▶ [Given problem]
Repeat every line exactly, keeping the pictures out of the copy.

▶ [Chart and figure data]
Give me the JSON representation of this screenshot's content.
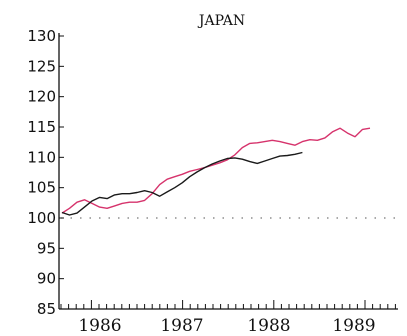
{
  "chart_data": {
    "type": "line",
    "title": "JAPAN",
    "xlabel": "",
    "ylabel": "",
    "ylim": [
      85,
      130
    ],
    "yticks": [
      85,
      90,
      95,
      100,
      105,
      110,
      115,
      120,
      125,
      130
    ],
    "ytick_labels": [
      "85",
      "90",
      "95",
      "100",
      "105",
      "110",
      "115",
      "120",
      "125",
      "130"
    ],
    "xlim": [
      0,
      44
    ],
    "year_labels": [
      "1986",
      "1987",
      "1988",
      "1989"
    ],
    "reference_line": 100,
    "series": [
      {
        "color": "#d6336c",
        "x": [
          0,
          1,
          2,
          3,
          4,
          5,
          6,
          7,
          8,
          9,
          10,
          11,
          12,
          13,
          14,
          15,
          16,
          17,
          18,
          19,
          20,
          21,
          22,
          23,
          24,
          25,
          26,
          27,
          28,
          29,
          30,
          31,
          32,
          33,
          34,
          35,
          36,
          37,
          38,
          39,
          40,
          41
        ],
        "values": [
          100.8,
          101.6,
          102.6,
          103.0,
          102.4,
          101.8,
          101.6,
          102.0,
          102.4,
          102.6,
          102.6,
          102.9,
          104.0,
          105.5,
          106.4,
          106.8,
          107.2,
          107.7,
          108.0,
          108.3,
          108.7,
          109.1,
          109.6,
          110.4,
          111.6,
          112.3,
          112.4,
          112.6,
          112.8,
          112.6,
          112.3,
          112.0,
          112.6,
          112.9,
          112.8,
          113.2,
          114.2,
          114.8,
          114.0,
          113.4,
          114.6,
          114.8
        ]
      },
      {
        "color": "#1a1a1a",
        "x": [
          0,
          1,
          2,
          3,
          4,
          5,
          6,
          7,
          8,
          9,
          10,
          11,
          12,
          13,
          14,
          15,
          16,
          17,
          18,
          19,
          20,
          21,
          22,
          23,
          24,
          25,
          26,
          27,
          28,
          29,
          30,
          31,
          32
        ],
        "values": [
          100.9,
          100.5,
          100.8,
          101.8,
          102.8,
          103.4,
          103.2,
          103.8,
          104.0,
          104.0,
          104.2,
          104.5,
          104.2,
          103.6,
          104.3,
          105.0,
          105.8,
          106.8,
          107.6,
          108.3,
          108.9,
          109.4,
          109.8,
          109.9,
          109.7,
          109.3,
          109.0,
          109.4,
          109.8,
          110.2,
          110.3,
          110.5,
          110.8
        ]
      }
    ]
  }
}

▶ [Complete output]
Give me the JSON representation of this screenshot's content.
{
  "chart_data": {
    "type": "line",
    "title": "JAPAN",
    "xlabel": "",
    "ylabel": "",
    "ylim": [
      85,
      130
    ],
    "yticks": [
      85,
      90,
      95,
      100,
      105,
      110,
      115,
      120,
      125,
      130
    ],
    "ytick_labels": [
      "85",
      "90",
      "95",
      "100",
      "105",
      "110",
      "115",
      "120",
      "125",
      "130"
    ],
    "xlim": [
      0,
      44
    ],
    "year_labels": [
      "1986",
      "1987",
      "1988",
      "1989"
    ],
    "reference_line": 100,
    "series": [
      {
        "color": "#d6336c",
        "x": [
          0,
          1,
          2,
          3,
          4,
          5,
          6,
          7,
          8,
          9,
          10,
          11,
          12,
          13,
          14,
          15,
          16,
          17,
          18,
          19,
          20,
          21,
          22,
          23,
          24,
          25,
          26,
          27,
          28,
          29,
          30,
          31,
          32,
          33,
          34,
          35,
          36,
          37,
          38,
          39,
          40,
          41
        ],
        "values": [
          100.8,
          101.6,
          102.6,
          103.0,
          102.4,
          101.8,
          101.6,
          102.0,
          102.4,
          102.6,
          102.6,
          102.9,
          104.0,
          105.5,
          106.4,
          106.8,
          107.2,
          107.7,
          108.0,
          108.3,
          108.7,
          109.1,
          109.6,
          110.4,
          111.6,
          112.3,
          112.4,
          112.6,
          112.8,
          112.6,
          112.3,
          112.0,
          112.6,
          112.9,
          112.8,
          113.2,
          114.2,
          114.8,
          114.0,
          113.4,
          114.6,
          114.8
        ]
      },
      {
        "color": "#1a1a1a",
        "x": [
          0,
          1,
          2,
          3,
          4,
          5,
          6,
          7,
          8,
          9,
          10,
          11,
          12,
          13,
          14,
          15,
          16,
          17,
          18,
          19,
          20,
          21,
          22,
          23,
          24,
          25,
          26,
          27,
          28,
          29,
          30,
          31,
          32
        ],
        "values": [
          100.9,
          100.5,
          100.8,
          101.8,
          102.8,
          103.4,
          103.2,
          103.8,
          104.0,
          104.0,
          104.2,
          104.5,
          104.2,
          103.6,
          104.3,
          105.0,
          105.8,
          106.8,
          107.6,
          108.3,
          108.9,
          109.4,
          109.8,
          109.9,
          109.7,
          109.3,
          109.0,
          109.4,
          109.8,
          110.2,
          110.3,
          110.5,
          110.8
        ]
      }
    ]
  }
}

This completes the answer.